_Problem to work on_
Only lines holding the word "Родительский" should be copied from the material.

══════════════════════════════

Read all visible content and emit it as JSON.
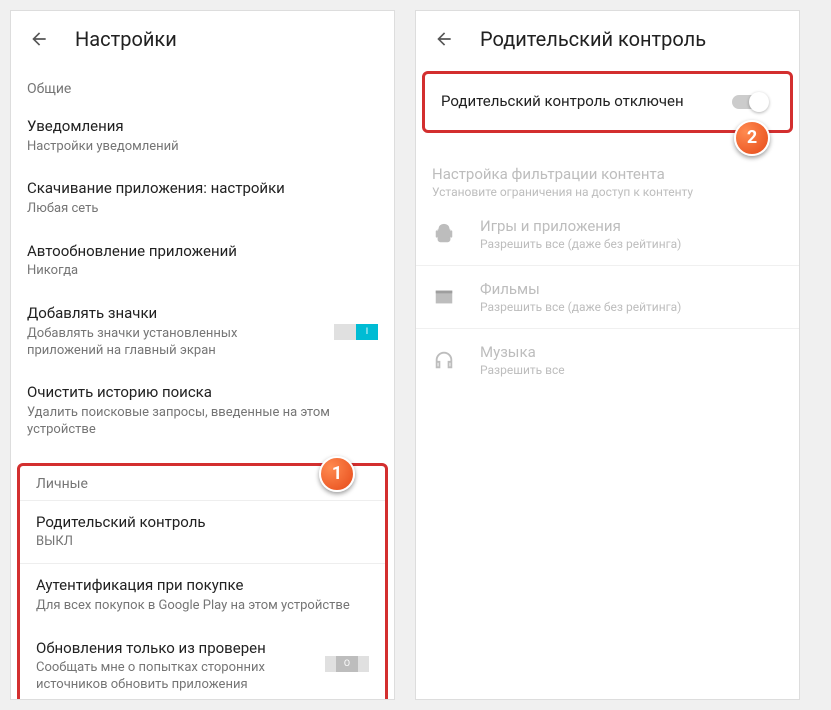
{
  "left": {
    "title": "Настройки",
    "section1": "Общие",
    "notifications": {
      "title": "Уведомления",
      "sub": "Настройки уведомлений"
    },
    "download": {
      "title": "Скачивание приложения: настройки",
      "sub": "Любая сеть"
    },
    "autoupdate": {
      "title": "Автообновление приложений",
      "sub": "Никогда"
    },
    "addicons": {
      "title": "Добавлять значки",
      "sub": "Добавлять значки установленных приложений на главный экран"
    },
    "clearhistory": {
      "title": "Очистить историю поиска",
      "sub": "Удалить поисковые запросы, введенные на этом устройстве"
    },
    "section2": "Личные",
    "parental": {
      "title": "Родительский контроль",
      "sub": "ВЫКЛ"
    },
    "auth": {
      "title": "Аутентификация при покупке",
      "sub": "Для всех покупок в Google Play на этом устройстве"
    },
    "verified": {
      "title": "Обновления только из проверен",
      "sub": "Сообщать мне о попытках сторонних источников обновить приложения"
    }
  },
  "right": {
    "title": "Родительский контроль",
    "switch_label": "Родительский контроль отключен",
    "filter": {
      "title": "Настройка фильтрации контента",
      "sub": "Установите ограничения на доступ к контенту"
    },
    "cat_games": {
      "title": "Игры и приложения",
      "sub": "Разрешить все (даже без рейтинга)"
    },
    "cat_movies": {
      "title": "Фильмы",
      "sub": "Разрешить все (даже без рейтинга)"
    },
    "cat_music": {
      "title": "Музыка",
      "sub": "Разрешить все"
    }
  },
  "markers": {
    "one": "1",
    "two": "2"
  }
}
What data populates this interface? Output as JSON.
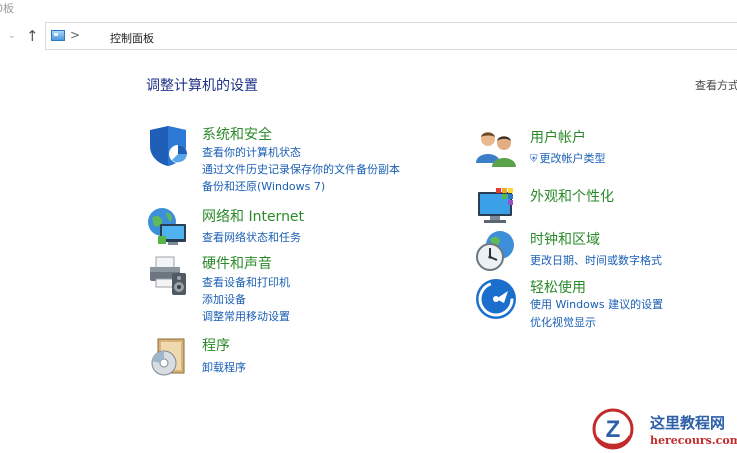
{
  "window": {
    "title_fragment": "0板"
  },
  "address": {
    "dropdown_icon": "chevron-down-icon",
    "up_icon": "up-arrow-icon",
    "separator": ">",
    "crumb": "控制面板"
  },
  "main": {
    "title": "调整计算机的设置",
    "view_by": "查看方式"
  },
  "categories": {
    "system_security": {
      "title": "系统和安全",
      "icon": "shield-icon",
      "links": [
        "查看你的计算机状态",
        "通过文件历史记录保存你的文件备份副本",
        "备份和还原(Windows 7)"
      ]
    },
    "network": {
      "title": "网络和 Internet",
      "icon": "network-globe-icon",
      "links": [
        "查看网络状态和任务"
      ]
    },
    "hardware": {
      "title": "硬件和声音",
      "icon": "printer-speaker-icon",
      "links": [
        "查看设备和打印机",
        "添加设备",
        "调整常用移动设置"
      ]
    },
    "programs": {
      "title": "程序",
      "icon": "programs-disc-icon",
      "links": [
        "卸载程序"
      ]
    },
    "user_accounts": {
      "title": "用户帐户",
      "icon": "users-icon",
      "links": [
        "更改帐户类型"
      ]
    },
    "appearance": {
      "title": "外观和个性化",
      "icon": "monitor-palette-icon",
      "links": []
    },
    "clock_region": {
      "title": "时钟和区域",
      "icon": "clock-globe-icon",
      "links": [
        "更改日期、时间或数字格式"
      ]
    },
    "ease_access": {
      "title": "轻松使用",
      "icon": "ease-of-access-icon",
      "links": [
        "使用 Windows 建议的设置",
        "优化视觉显示"
      ]
    }
  },
  "watermark": {
    "name": "这里教程网",
    "domain": "herecours.com"
  },
  "colors": {
    "category_title": "#2a8a2a",
    "link": "#1a5fb4",
    "page_title": "#1e3287"
  }
}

══════════════════════════════

_Finished task_
      "title": "Родительский контроль",
    "title": "Родительский контроль",
    "switch_label": "Родительский контроль отключен",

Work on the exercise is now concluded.